▶ _Required work_
Search the data for the string "Windows" and gather each line it is in.

** Start **

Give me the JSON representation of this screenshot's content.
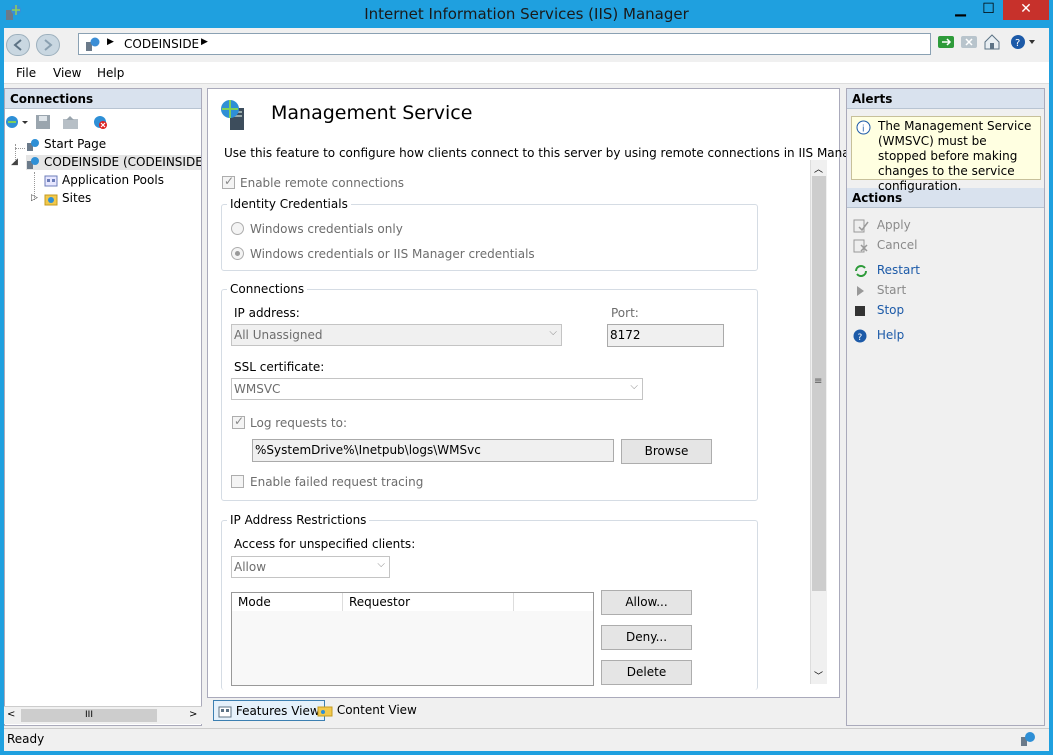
{
  "window": {
    "title": "Internet Information Services (IIS) Manager"
  },
  "address": {
    "breadcrumb": "CODEINSIDE"
  },
  "menu": [
    "File",
    "View",
    "Help"
  ],
  "connections": {
    "header": "Connections",
    "tree": [
      {
        "label": "Start Page",
        "icon": "start-page-icon"
      },
      {
        "label": "CODEINSIDE (CODEINSIDE\\co",
        "icon": "server-icon"
      },
      {
        "label": "Application Pools",
        "icon": "app-pools-icon"
      },
      {
        "label": "Sites",
        "icon": "sites-icon"
      }
    ],
    "hscroll_grip": "III"
  },
  "main": {
    "title": "Management Service",
    "description": "Use this feature to configure how clients connect to this server by using remote connections in IIS Manager.",
    "enable_remote": "Enable remote connections",
    "identity": {
      "label": "Identity Credentials",
      "opt1": "Windows credentials only",
      "opt2": "Windows credentials or IIS Manager credentials"
    },
    "connections": {
      "label": "Connections",
      "ip_label": "IP address:",
      "ip_value": "All Unassigned",
      "port_label": "Port:",
      "port_value": "8172",
      "ssl_label": "SSL certificate:",
      "ssl_value": "WMSVC",
      "log_label": "Log requests to:",
      "log_path": "%SystemDrive%\\Inetpub\\logs\\WMSvc",
      "browse": "Browse",
      "failed_tracing": "Enable failed request tracing"
    },
    "ip_restrictions": {
      "label": "IP Address Restrictions",
      "access_label": "Access for unspecified clients:",
      "access_value": "Allow",
      "col_mode": "Mode",
      "col_requestor": "Requestor",
      "allow_btn": "Allow...",
      "deny_btn": "Deny...",
      "delete_btn": "Delete"
    }
  },
  "views": {
    "features": "Features View",
    "content": "Content View"
  },
  "alerts": {
    "header": "Alerts",
    "message": "The Management Service (WMSVC) must be stopped before making changes to the service configuration."
  },
  "actions": {
    "header": "Actions",
    "apply": "Apply",
    "cancel": "Cancel",
    "restart": "Restart",
    "start": "Start",
    "stop": "Stop",
    "help": "Help"
  },
  "status": {
    "text": "Ready"
  }
}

** End **

▶ _Task response_
      "opt1": "Windows credentials only",
      "opt2": "Windows credentials or IIS Manager credentials"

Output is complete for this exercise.